Stated problem
Search the data below for the word "было" and copy each line that holds it.

Records for the exercise
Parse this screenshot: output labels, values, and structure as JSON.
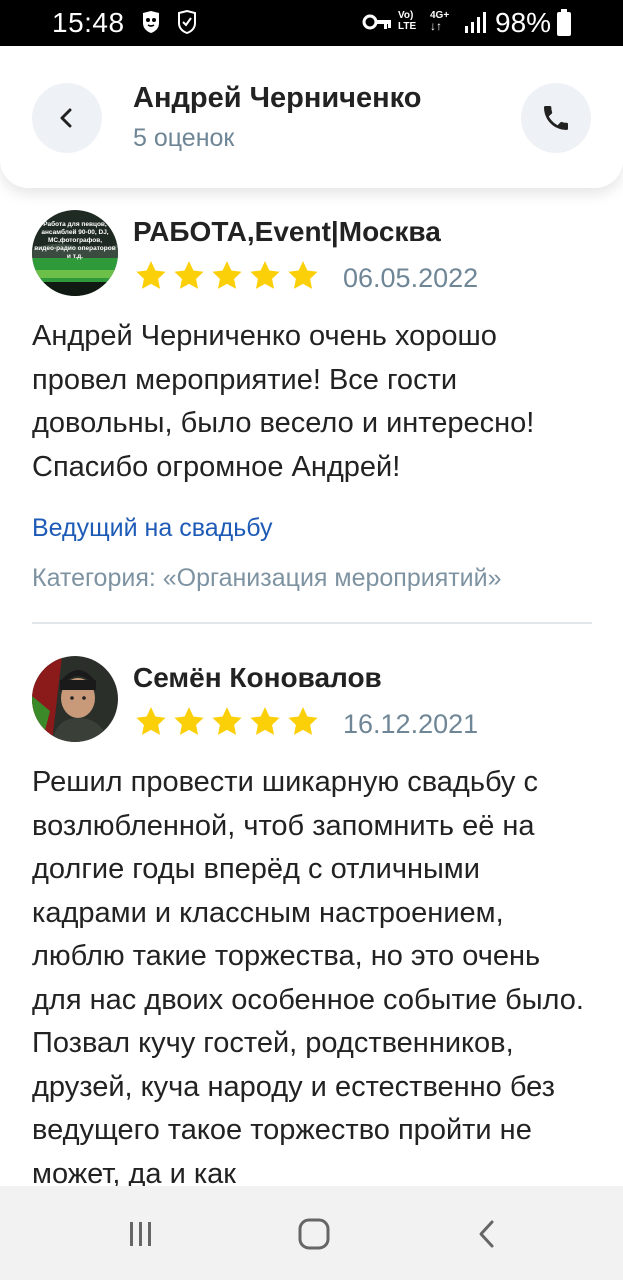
{
  "status_bar": {
    "time": "15:48",
    "net_lte_top": "Vo)",
    "net_lte_bottom": "LTE",
    "net_4g": "4G+",
    "battery": "98%"
  },
  "header": {
    "name": "Андрей Черниченко",
    "ratings_count": "5 оценок",
    "back_icon": "chevron-left-icon",
    "call_icon": "phone-icon"
  },
  "reviews": [
    {
      "author": "РАБОТА,Event|Москва",
      "rating": 5,
      "date": "06.05.2022",
      "text": "Андрей Черниченко очень хорошо провел мероприятие! Все гости довольны, было весело и интересно! Спасибо огромное Андрей!",
      "service": "Ведущий на свадьбу",
      "category": "Категория: «Организация мероприятий»",
      "avatar_text_lines": [
        "Работа для певцов,",
        "ансамблей 90-00, DJ,",
        "МС,фотографов,",
        "видео-радио операторов",
        "и т.д."
      ]
    },
    {
      "author": "Семён Коновалов",
      "rating": 5,
      "date": "16.12.2021",
      "text": "Решил провести шикарную свадьбу с возлюбленной, чтоб запомнить её на долгие годы вперёд с отличными кадрами и классным настроением, люблю такие торжества, но это очень для нас двоих особенное событие было. Позвал кучу гостей, родственников, друзей, куча народу и естественно без ведущего такое торжество пройти не может, да и как"
    }
  ],
  "colors": {
    "star": "#fcd008",
    "link": "#1e5bb7",
    "muted": "#6f8696",
    "button_bg": "#eef2f6"
  }
}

Exercise output
      "text": "Андрей Черниченко очень хорошо провел мероприятие! Все гости довольны, было весело и интересно! Спасибо огромное Андрей!",
      "text": "Решил провести шикарную свадьбу с возлюбленной, чтоб запомнить её на долгие годы вперёд с отличными кадрами и классным настроением, люблю такие торжества, но это очень для нас двоих особенное событие было. Позвал кучу гостей, родственников, друзей, куча народу и естественно без ведущего такое торжество пройти не может, да и как"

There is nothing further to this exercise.